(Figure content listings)
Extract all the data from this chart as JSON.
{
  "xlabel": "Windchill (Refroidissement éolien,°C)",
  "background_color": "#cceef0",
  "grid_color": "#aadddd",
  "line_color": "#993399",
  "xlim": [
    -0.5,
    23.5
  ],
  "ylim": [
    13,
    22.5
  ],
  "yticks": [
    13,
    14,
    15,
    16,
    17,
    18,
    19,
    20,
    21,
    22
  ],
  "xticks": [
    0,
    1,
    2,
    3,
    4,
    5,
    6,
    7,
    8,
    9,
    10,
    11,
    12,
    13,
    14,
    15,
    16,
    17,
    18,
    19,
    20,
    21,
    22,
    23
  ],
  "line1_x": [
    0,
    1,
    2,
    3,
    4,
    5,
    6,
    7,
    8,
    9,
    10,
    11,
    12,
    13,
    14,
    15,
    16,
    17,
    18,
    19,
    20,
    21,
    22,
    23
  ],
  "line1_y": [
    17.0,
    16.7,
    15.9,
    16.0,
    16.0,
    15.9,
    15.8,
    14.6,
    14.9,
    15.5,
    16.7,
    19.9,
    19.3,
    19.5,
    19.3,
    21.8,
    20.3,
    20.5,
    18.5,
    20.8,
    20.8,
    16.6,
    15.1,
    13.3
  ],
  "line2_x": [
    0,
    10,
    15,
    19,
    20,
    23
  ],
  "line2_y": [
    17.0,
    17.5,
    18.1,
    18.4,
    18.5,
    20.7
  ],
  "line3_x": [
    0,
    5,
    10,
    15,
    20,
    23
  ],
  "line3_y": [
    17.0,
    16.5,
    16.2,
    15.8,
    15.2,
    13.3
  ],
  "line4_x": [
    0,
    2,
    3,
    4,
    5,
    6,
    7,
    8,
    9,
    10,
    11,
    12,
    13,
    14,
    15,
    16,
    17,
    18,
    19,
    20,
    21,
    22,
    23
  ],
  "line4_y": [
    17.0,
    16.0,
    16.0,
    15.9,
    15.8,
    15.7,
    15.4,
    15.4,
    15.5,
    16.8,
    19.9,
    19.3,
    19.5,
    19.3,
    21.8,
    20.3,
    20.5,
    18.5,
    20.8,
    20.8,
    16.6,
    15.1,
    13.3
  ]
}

WHAT THE EXERCISE ASKS: Give the complete listing a second time, exactly as it reads.

ANSWER TO THIS PROBLEM:
Extract all the data from this chart as JSON.
{
  "xlabel": "Windchill (Refroidissement éolien,°C)",
  "background_color": "#cceef0",
  "grid_color": "#aadddd",
  "line_color": "#993399",
  "xlim": [
    -0.5,
    23.5
  ],
  "ylim": [
    13,
    22.5
  ],
  "yticks": [
    13,
    14,
    15,
    16,
    17,
    18,
    19,
    20,
    21,
    22
  ],
  "xticks": [
    0,
    1,
    2,
    3,
    4,
    5,
    6,
    7,
    8,
    9,
    10,
    11,
    12,
    13,
    14,
    15,
    16,
    17,
    18,
    19,
    20,
    21,
    22,
    23
  ],
  "line1_x": [
    0,
    1,
    2,
    3,
    4,
    5,
    6,
    7,
    8,
    9,
    10,
    11,
    12,
    13,
    14,
    15,
    16,
    17,
    18,
    19,
    20,
    21,
    22,
    23
  ],
  "line1_y": [
    17.0,
    16.7,
    15.9,
    16.0,
    16.0,
    15.9,
    15.8,
    14.6,
    14.9,
    15.5,
    16.7,
    19.9,
    19.3,
    19.5,
    19.3,
    21.8,
    20.3,
    20.5,
    18.5,
    20.8,
    20.8,
    16.6,
    15.1,
    13.3
  ],
  "line2_x": [
    0,
    10,
    15,
    19,
    20,
    23
  ],
  "line2_y": [
    17.0,
    17.5,
    18.1,
    18.4,
    18.5,
    20.7
  ],
  "line3_x": [
    0,
    5,
    10,
    15,
    20,
    23
  ],
  "line3_y": [
    17.0,
    16.5,
    16.2,
    15.8,
    15.2,
    13.3
  ],
  "line4_x": [
    0,
    2,
    3,
    4,
    5,
    6,
    7,
    8,
    9,
    10,
    11,
    12,
    13,
    14,
    15,
    16,
    17,
    18,
    19,
    20,
    21,
    22,
    23
  ],
  "line4_y": [
    17.0,
    16.0,
    16.0,
    15.9,
    15.8,
    15.7,
    15.4,
    15.4,
    15.5,
    16.8,
    19.9,
    19.3,
    19.5,
    19.3,
    21.8,
    20.3,
    20.5,
    18.5,
    20.8,
    20.8,
    16.6,
    15.1,
    13.3
  ]
}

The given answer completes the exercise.